Scan the lines below for the word "tuna". Copy each line you find it in.

**********

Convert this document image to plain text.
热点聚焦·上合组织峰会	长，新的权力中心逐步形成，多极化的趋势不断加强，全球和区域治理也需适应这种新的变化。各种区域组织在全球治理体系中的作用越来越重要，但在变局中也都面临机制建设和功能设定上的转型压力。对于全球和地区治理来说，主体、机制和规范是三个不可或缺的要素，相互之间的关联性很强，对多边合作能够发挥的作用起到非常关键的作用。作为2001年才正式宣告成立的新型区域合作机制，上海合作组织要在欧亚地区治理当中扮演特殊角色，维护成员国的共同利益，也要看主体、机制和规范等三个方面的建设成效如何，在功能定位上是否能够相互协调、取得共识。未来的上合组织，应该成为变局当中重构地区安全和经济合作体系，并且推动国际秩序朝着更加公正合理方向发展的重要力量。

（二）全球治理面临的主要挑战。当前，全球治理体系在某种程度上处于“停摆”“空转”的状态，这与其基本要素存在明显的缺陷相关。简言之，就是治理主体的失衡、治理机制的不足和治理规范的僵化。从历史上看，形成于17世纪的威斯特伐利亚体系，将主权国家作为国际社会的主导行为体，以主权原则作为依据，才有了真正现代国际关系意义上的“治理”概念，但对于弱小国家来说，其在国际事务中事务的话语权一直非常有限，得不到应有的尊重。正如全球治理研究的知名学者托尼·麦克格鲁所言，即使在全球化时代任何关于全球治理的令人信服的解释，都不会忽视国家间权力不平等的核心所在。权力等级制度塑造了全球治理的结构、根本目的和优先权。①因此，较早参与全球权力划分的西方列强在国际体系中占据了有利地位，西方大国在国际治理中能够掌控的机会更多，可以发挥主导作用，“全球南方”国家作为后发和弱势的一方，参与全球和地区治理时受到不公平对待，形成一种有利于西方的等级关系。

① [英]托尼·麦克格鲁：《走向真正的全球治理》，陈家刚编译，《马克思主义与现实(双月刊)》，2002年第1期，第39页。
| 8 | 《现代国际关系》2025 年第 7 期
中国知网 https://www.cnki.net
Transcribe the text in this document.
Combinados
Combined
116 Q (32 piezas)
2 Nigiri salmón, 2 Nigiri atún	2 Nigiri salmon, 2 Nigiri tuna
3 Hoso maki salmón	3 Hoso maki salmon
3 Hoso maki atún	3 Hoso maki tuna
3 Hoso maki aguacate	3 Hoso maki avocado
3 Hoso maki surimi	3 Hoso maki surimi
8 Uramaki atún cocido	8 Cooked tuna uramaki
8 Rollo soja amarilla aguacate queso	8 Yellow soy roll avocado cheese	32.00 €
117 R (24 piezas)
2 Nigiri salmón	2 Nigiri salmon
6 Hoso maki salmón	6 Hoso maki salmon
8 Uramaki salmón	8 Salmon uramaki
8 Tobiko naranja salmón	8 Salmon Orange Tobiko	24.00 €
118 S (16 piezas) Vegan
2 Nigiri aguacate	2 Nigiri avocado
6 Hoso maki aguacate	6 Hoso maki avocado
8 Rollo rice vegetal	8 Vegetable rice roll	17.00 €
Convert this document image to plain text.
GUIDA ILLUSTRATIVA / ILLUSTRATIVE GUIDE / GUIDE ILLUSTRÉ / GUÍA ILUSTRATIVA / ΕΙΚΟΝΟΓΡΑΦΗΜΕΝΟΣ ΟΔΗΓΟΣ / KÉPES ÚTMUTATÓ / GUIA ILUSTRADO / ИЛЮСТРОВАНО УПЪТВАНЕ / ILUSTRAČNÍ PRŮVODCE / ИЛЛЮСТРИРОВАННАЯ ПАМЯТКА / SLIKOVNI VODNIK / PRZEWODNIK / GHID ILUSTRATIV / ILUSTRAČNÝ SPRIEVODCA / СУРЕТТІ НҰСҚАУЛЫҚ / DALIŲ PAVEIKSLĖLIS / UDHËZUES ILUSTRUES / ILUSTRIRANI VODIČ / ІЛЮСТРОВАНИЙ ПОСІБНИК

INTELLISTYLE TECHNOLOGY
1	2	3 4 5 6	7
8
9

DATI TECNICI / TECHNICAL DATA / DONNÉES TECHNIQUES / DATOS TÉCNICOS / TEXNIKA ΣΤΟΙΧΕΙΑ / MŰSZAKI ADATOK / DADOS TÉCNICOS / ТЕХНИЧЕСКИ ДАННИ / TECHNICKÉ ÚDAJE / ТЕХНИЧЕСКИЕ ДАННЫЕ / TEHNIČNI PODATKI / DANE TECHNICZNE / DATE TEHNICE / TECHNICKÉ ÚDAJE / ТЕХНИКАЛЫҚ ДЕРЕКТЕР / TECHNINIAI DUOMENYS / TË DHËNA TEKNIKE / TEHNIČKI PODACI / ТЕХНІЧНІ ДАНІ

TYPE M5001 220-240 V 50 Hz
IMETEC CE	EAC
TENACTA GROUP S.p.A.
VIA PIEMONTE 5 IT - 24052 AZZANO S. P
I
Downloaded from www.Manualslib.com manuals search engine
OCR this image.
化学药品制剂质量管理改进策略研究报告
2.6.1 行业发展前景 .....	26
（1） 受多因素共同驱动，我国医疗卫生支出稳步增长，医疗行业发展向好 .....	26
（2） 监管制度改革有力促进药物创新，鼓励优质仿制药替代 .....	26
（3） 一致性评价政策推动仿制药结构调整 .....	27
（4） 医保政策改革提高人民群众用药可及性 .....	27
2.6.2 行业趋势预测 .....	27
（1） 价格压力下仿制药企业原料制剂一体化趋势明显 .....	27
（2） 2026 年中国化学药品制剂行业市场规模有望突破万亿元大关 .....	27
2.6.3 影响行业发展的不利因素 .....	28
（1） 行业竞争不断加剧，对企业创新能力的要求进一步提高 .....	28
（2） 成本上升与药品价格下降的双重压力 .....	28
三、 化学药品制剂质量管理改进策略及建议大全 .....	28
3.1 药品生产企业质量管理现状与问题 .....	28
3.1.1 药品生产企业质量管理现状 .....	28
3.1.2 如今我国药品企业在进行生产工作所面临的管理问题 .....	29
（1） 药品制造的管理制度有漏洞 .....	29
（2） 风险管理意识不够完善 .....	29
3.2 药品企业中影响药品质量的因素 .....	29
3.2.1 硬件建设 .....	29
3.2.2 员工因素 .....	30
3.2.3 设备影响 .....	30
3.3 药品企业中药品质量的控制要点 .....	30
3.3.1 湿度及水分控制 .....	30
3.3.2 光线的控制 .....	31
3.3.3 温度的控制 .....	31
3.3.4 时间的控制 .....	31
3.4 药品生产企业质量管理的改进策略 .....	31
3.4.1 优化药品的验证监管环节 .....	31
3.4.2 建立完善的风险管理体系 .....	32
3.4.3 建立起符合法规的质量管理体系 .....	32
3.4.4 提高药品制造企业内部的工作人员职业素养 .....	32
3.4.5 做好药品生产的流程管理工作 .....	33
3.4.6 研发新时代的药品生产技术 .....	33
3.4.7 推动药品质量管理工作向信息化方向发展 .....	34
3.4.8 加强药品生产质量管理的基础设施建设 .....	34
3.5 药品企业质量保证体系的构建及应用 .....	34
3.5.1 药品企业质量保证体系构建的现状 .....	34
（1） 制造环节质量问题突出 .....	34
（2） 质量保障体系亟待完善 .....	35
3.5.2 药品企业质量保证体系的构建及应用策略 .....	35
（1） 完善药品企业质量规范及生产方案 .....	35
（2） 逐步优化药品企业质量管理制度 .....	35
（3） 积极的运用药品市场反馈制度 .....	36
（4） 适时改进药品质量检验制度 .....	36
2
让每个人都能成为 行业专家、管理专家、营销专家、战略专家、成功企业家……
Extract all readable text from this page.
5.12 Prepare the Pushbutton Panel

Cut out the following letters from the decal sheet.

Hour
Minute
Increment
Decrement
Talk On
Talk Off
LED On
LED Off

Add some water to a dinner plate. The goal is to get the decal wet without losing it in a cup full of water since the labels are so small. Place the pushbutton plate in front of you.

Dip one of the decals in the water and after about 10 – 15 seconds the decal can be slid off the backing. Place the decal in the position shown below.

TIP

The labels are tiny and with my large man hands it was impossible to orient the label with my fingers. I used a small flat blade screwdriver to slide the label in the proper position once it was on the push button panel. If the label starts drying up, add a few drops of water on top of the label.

**********

• [Full response]
2 Nigiri salmón, 2 Nigiri atún	2 Nigiri salmon, 2 Nigiri tuna
3 Hoso maki atún	3 Hoso maki tuna
8 Uramaki atún cocido	8 Cooked tuna uramaki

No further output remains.